- [Set task] Give every entry again, unchanged, and leave its images out.

- [Dataset items]
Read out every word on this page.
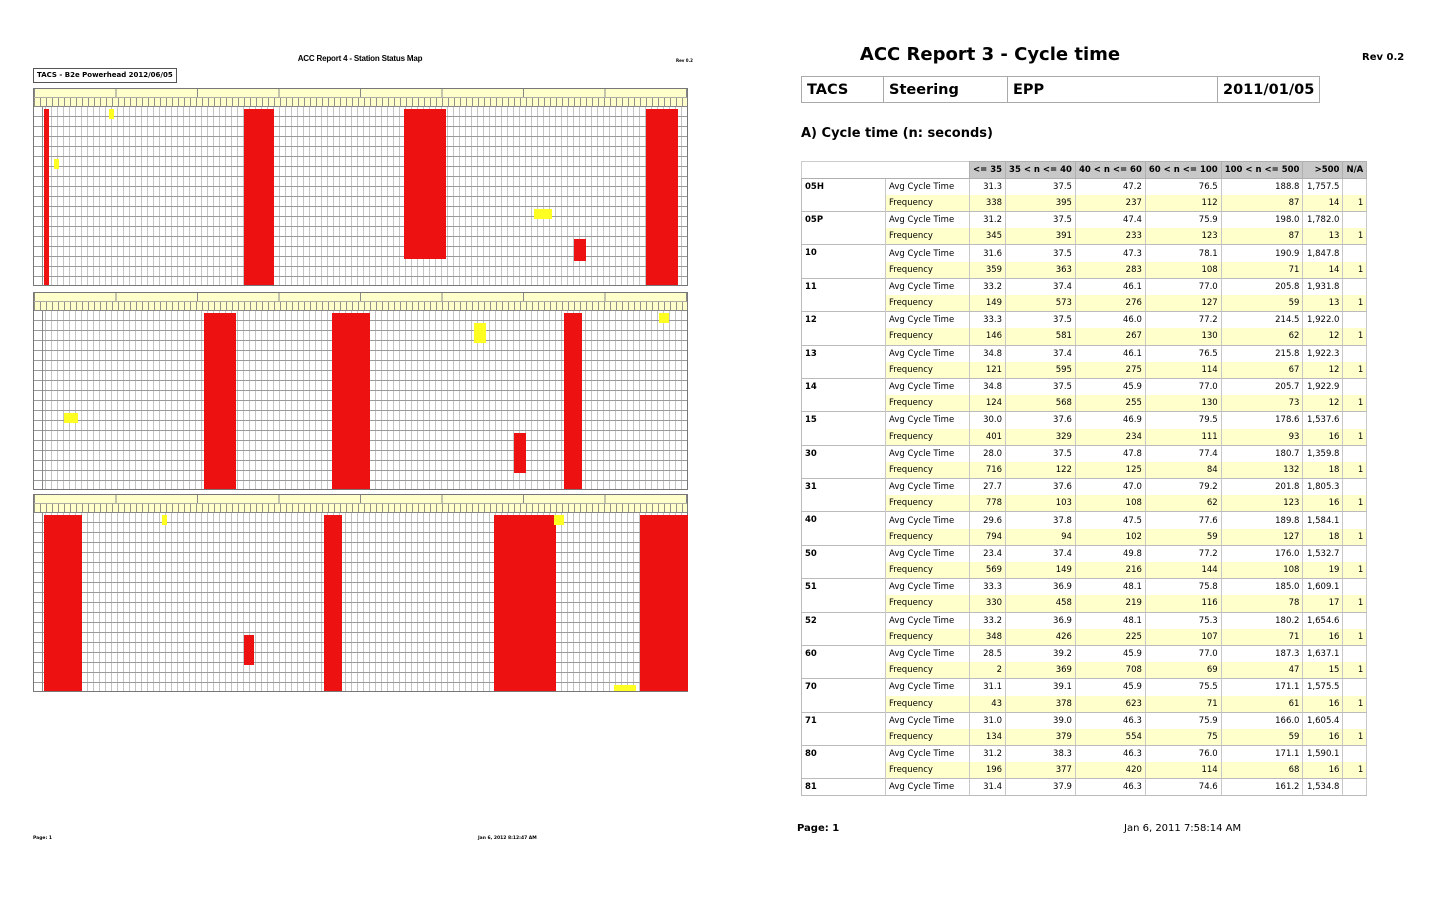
ACC Report 4 - Station Status Map	Rev 0.2
TACS - B2e Powerhead 2012/06/05
Page: 1	Jan 6, 2012 8:12:47 AM
ACC Report 3 - Cycle time	Rev 0.2
TACS	Steering	EPP	2011/01/05
A) Cycle time (n: seconds)
		<= 35	35 < n <= 40	40 < n <= 60	60 < n <= 100	100 < n <= 500	>500	N/A
05H	Avg Cycle Time	31.3	37.5	47.2	76.5	188.8	1,757.5	
	Frequency	338	395	237	112	87	14	1
05P	Avg Cycle Time	31.2	37.5	47.4	75.9	198.0	1,782.0	
	Frequency	345	391	233	123	87	13	1
10	Avg Cycle Time	31.6	37.5	47.3	78.1	190.9	1,847.8	
	Frequency	359	363	283	108	71	14	1
11	Avg Cycle Time	33.2	37.4	46.1	77.0	205.8	1,931.8	
	Frequency	149	573	276	127	59	13	1
12	Avg Cycle Time	33.3	37.5	46.0	77.2	214.5	1,922.0	
	Frequency	146	581	267	130	62	12	1
13	Avg Cycle Time	34.8	37.4	46.1	76.5	215.8	1,922.3	
	Frequency	121	595	275	114	67	12	1
14	Avg Cycle Time	34.8	37.5	45.9	77.0	205.7	1,922.9	
	Frequency	124	568	255	130	73	12	1
15	Avg Cycle Time	30.0	37.6	46.9	79.5	178.6	1,537.6	
	Frequency	401	329	234	111	93	16	1
30	Avg Cycle Time	28.0	37.5	47.8	77.4	180.7	1,359.8	
	Frequency	716	122	125	84	132	18	1
31	Avg Cycle Time	27.7	37.6	47.0	79.2	201.8	1,805.3	
	Frequency	778	103	108	62	123	16	1
40	Avg Cycle Time	29.6	37.8	47.5	77.6	189.8	1,584.1	
	Frequency	794	94	102	59	127	18	1
50	Avg Cycle Time	23.4	37.4	49.8	77.2	176.0	1,532.7	
	Frequency	569	149	216	144	108	19	1
51	Avg Cycle Time	33.3	36.9	48.1	75.8	185.0	1,609.1	
	Frequency	330	458	219	116	78	17	1
52	Avg Cycle Time	33.2	36.9	48.1	75.3	180.2	1,654.6	
	Frequency	348	426	225	107	71	16	1
60	Avg Cycle Time	28.5	39.2	45.9	77.0	187.3	1,637.1	
	Frequency	2	369	708	69	47	15	1
70	Avg Cycle Time	31.1	39.1	45.9	75.5	171.1	1,575.5	
	Frequency	43	378	623	71	61	16	1
71	Avg Cycle Time	31.0	39.0	46.3	75.9	166.0	1,605.4	
	Frequency	134	379	554	75	59	16	1
80	Avg Cycle Time	31.2	38.3	46.3	76.0	171.1	1,590.1	
	Frequency	196	377	420	114	68	16	1
81	Avg Cycle Time	31.4	37.9	46.3	74.6	161.2	1,534.8	
Page: 1	Jan 6, 2011 7:58:14 AM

- [Response to the task]
Read out every word on this page.
ACC Report 4 - Station Status Map	Rev 0.2
TACS - B2e Powerhead 2012/06/05
Page: 1	Jan 6, 2012 8:12:47 AM
ACC Report 3 - Cycle time	Rev 0.2
TACS	Steering	EPP	2011/01/05
A) Cycle time (n: seconds)
		<= 35	35 < n <= 40	40 < n <= 60	60 < n <= 100	100 < n <= 500	>500	N/A
05H	Avg Cycle Time	31.3	37.5	47.2	76.5	188.8	1,757.5	
	Frequency	338	395	237	112	87	14	1
05P	Avg Cycle Time	31.2	37.5	47.4	75.9	198.0	1,782.0	
	Frequency	345	391	233	123	87	13	1
10	Avg Cycle Time	31.6	37.5	47.3	78.1	190.9	1,847.8	
	Frequency	359	363	283	108	71	14	1
11	Avg Cycle Time	33.2	37.4	46.1	77.0	205.8	1,931.8	
	Frequency	149	573	276	127	59	13	1
12	Avg Cycle Time	33.3	37.5	46.0	77.2	214.5	1,922.0	
	Frequency	146	581	267	130	62	12	1
13	Avg Cycle Time	34.8	37.4	46.1	76.5	215.8	1,922.3	
	Frequency	121	595	275	114	67	12	1
14	Avg Cycle Time	34.8	37.5	45.9	77.0	205.7	1,922.9	
	Frequency	124	568	255	130	73	12	1
15	Avg Cycle Time	30.0	37.6	46.9	79.5	178.6	1,537.6	
	Frequency	401	329	234	111	93	16	1
30	Avg Cycle Time	28.0	37.5	47.8	77.4	180.7	1,359.8	
	Frequency	716	122	125	84	132	18	1
31	Avg Cycle Time	27.7	37.6	47.0	79.2	201.8	1,805.3	
	Frequency	778	103	108	62	123	16	1
40	Avg Cycle Time	29.6	37.8	47.5	77.6	189.8	1,584.1	
	Frequency	794	94	102	59	127	18	1
50	Avg Cycle Time	23.4	37.4	49.8	77.2	176.0	1,532.7	
	Frequency	569	149	216	144	108	19	1
51	Avg Cycle Time	33.3	36.9	48.1	75.8	185.0	1,609.1	
	Frequency	330	458	219	116	78	17	1
52	Avg Cycle Time	33.2	36.9	48.1	75.3	180.2	1,654.6	
	Frequency	348	426	225	107	71	16	1
60	Avg Cycle Time	28.5	39.2	45.9	77.0	187.3	1,637.1	
	Frequency	2	369	708	69	47	15	1
70	Avg Cycle Time	31.1	39.1	45.9	75.5	171.1	1,575.5	
	Frequency	43	378	623	71	61	16	1
71	Avg Cycle Time	31.0	39.0	46.3	75.9	166.0	1,605.4	
	Frequency	134	379	554	75	59	16	1
80	Avg Cycle Time	31.2	38.3	46.3	76.0	171.1	1,590.1	
	Frequency	196	377	420	114	68	16	1
81	Avg Cycle Time	31.4	37.9	46.3	74.6	161.2	1,534.8	
Page: 1	Jan 6, 2011 7:58:14 AM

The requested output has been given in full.